SELECTED EXTRACT:
= = =
If the employer is given a Notice of Intent to Fine due to substantive or uncorrected violations, or knowingly hiring and continuing to employ unauthorized workers violations, the employer may either negotiate a settlement with ICE or request a hearing before the Office of the Chief Administrative Hearing Officer within 30 days of receipt of the Notice. If the employer takes no action, ICE will issue a Final Order.
Public Access Files Inspection Overview
H-1B employers are required to maintain Public Access Files that are available for public inspection at the employer’s principal place of business or at the place of employment. The Public Access Files must contain a copy of the certified Labor Condition Application (LCA), LCA cover pages, an explanation of the system the employer used to set the Actual Wage, an explanation of the system the employer used to set the Prevailing Wage, proof the employer satisfied the notice requirements, and a statement of benefits. For certain employers, the Public Access File must also include a change in corporate structure statement and/or a list of “Single Employer” entities. For H-1B dependent and/or willful violators, the Public Access File must also include a list of “exempt” H-1B employees and a summary and timeframe of the recruitment efforts used.
= = =
EXERCISE MATERIAL:
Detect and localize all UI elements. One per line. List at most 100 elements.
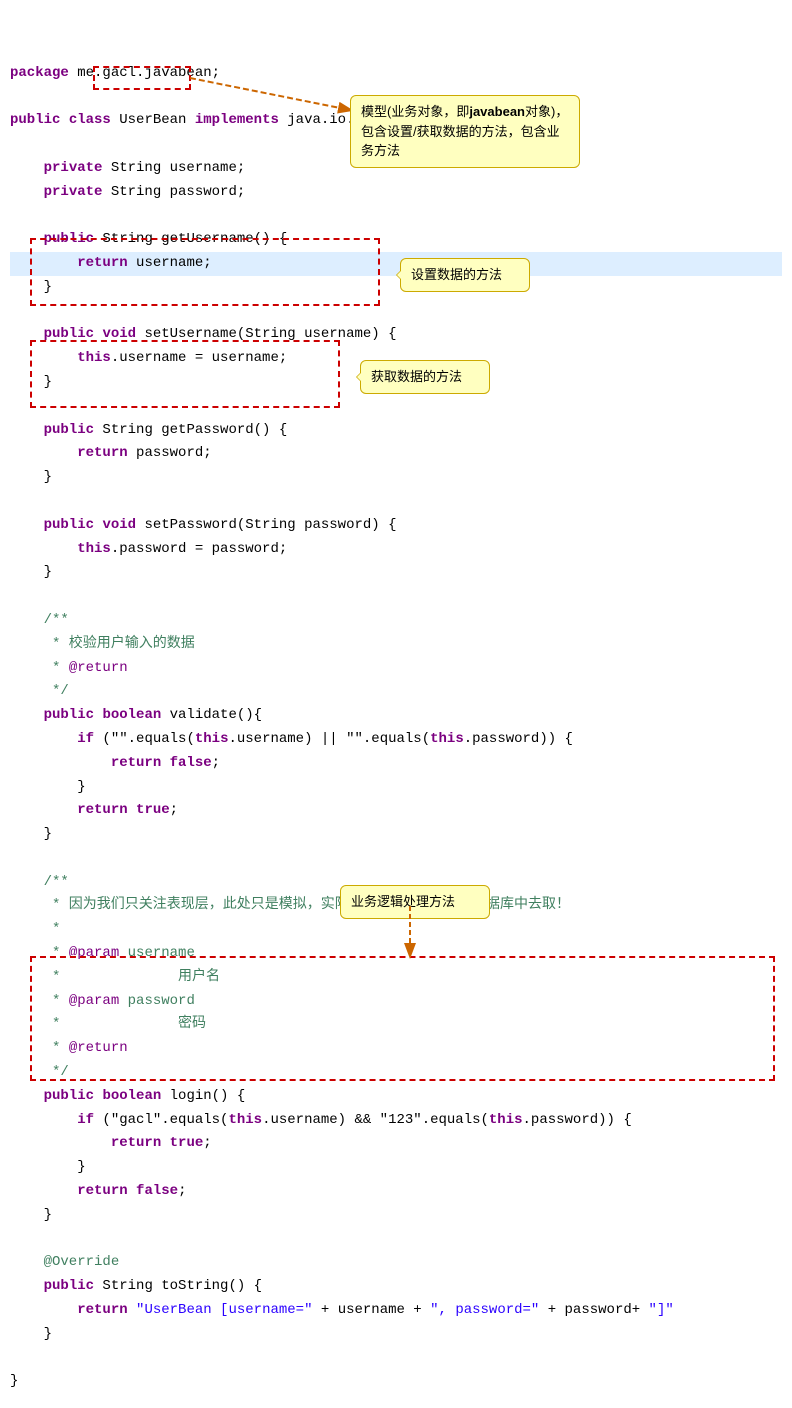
= = =
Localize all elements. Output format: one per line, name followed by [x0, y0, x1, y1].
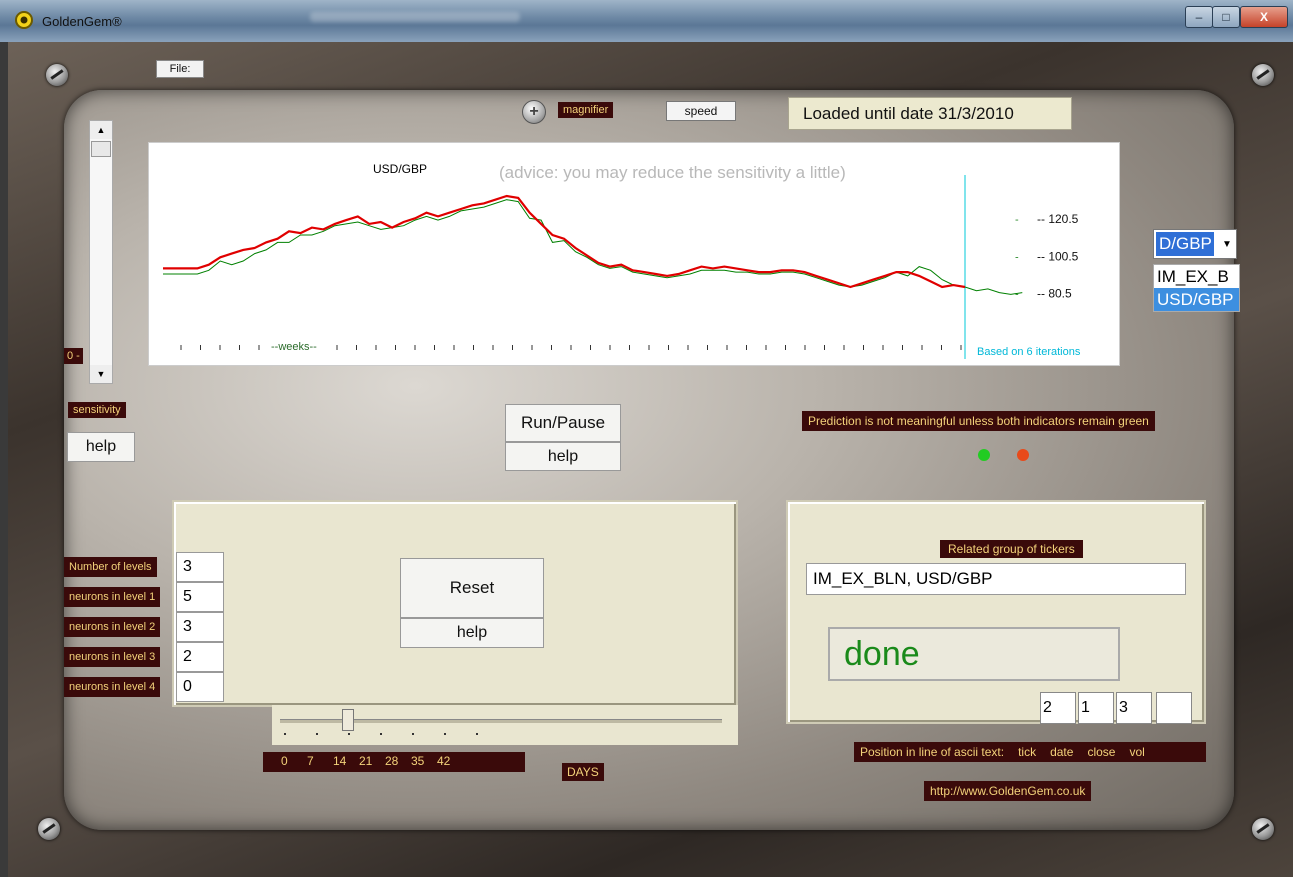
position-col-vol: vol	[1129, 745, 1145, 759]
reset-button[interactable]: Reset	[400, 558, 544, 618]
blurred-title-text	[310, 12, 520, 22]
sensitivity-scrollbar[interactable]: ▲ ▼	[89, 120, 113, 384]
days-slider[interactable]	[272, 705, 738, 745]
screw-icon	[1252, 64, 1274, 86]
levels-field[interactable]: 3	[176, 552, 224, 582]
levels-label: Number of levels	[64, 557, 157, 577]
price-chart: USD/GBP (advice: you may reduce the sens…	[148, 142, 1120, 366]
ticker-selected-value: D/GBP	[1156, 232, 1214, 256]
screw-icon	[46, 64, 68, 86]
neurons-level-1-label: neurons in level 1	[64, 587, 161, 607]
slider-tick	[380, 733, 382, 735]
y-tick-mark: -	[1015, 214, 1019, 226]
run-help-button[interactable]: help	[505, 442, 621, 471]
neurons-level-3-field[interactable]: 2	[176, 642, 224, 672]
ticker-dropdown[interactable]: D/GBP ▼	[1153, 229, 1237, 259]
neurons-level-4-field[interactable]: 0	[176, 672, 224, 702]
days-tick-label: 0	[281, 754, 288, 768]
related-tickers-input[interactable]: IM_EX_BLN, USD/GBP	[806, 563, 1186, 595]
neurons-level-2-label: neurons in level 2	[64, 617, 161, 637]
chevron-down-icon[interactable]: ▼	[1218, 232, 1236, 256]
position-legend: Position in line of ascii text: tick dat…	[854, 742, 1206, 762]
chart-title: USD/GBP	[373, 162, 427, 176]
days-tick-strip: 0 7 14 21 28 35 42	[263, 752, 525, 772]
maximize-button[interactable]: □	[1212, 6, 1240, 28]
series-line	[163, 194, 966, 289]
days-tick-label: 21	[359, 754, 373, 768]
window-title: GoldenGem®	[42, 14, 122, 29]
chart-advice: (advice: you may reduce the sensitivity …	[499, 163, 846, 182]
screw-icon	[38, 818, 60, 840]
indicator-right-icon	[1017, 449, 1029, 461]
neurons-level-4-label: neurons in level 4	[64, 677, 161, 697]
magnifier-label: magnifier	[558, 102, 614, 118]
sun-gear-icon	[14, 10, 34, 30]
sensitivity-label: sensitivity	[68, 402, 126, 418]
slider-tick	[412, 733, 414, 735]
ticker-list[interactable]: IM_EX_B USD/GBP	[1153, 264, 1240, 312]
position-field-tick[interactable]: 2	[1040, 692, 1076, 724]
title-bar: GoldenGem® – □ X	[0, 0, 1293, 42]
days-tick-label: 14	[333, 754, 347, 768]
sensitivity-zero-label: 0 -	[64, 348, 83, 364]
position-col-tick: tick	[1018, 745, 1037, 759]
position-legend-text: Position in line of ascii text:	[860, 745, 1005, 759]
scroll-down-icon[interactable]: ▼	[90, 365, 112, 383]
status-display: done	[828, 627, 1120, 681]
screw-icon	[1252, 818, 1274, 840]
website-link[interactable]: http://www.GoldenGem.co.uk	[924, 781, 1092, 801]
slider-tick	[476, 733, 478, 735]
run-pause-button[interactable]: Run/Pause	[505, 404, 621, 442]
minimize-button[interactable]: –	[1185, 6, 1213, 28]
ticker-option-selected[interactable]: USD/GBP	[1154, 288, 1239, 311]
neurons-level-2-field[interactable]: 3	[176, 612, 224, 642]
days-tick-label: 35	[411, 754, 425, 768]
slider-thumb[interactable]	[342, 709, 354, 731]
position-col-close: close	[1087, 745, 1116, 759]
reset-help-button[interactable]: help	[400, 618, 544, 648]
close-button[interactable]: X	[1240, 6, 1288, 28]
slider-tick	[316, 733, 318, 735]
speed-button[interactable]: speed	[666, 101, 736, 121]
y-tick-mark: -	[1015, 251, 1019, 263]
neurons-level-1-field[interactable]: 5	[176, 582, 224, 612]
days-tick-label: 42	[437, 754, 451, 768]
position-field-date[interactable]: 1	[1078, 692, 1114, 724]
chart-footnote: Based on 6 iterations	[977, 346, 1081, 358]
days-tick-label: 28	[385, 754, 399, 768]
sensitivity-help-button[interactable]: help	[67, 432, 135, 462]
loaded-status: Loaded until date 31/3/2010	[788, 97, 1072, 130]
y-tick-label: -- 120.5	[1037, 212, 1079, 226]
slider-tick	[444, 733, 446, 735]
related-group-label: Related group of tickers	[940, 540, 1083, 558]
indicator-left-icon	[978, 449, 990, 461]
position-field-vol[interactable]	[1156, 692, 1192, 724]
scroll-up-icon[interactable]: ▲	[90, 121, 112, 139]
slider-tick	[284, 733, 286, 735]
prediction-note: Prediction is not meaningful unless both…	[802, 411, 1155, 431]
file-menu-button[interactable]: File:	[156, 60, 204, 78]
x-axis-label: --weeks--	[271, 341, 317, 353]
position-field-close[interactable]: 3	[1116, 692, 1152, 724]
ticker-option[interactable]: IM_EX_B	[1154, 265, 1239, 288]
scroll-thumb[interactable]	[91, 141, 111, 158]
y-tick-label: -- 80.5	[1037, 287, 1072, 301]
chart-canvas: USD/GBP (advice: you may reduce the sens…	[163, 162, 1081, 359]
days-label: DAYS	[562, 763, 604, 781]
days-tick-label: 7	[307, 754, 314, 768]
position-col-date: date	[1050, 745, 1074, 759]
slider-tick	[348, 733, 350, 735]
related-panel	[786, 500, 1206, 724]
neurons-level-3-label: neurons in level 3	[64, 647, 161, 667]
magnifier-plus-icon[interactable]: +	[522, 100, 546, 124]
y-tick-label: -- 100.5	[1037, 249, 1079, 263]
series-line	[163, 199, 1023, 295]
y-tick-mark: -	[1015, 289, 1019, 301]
= = =
REQUIRED WORK:
1/ Answer these about the passage on employer inspections, one answer per line, marked as the questions are:
(a) Within how many days of receiving a Notice of Intent to Fine may the employer request a hearing?
(b) Where must H-1B employers make their Public Access Files available for public inspection?
(c) What must the Public Access File also include for H-1B dependent and/or willful violators?
2/ Please duplicate the lines of the entries from the line with "Localize all elements." up to and including the line with "120, 113, 384]", leaving out the picture.

TASK-BY-TASK SOLUTIONS:
1/
(a) Within 30 days of receipt of the Notice.
(b) At the employer’s principal place of business or at the place of employment.
(c) A list of “exempt” H-1B employees and a summary and timeframe of the recruitment efforts used.

2/
Localize all elements. Output format: one per line, name followed by [x0, y0, x1, y1].
position-col-vol: vol	[1129, 745, 1145, 759]
reset-button[interactable]: Reset	[400, 558, 544, 618]
blurred-title-text	[310, 12, 520, 22]
sensitivity-scrollbar[interactable]: ▲ ▼	[89, 120, 113, 384]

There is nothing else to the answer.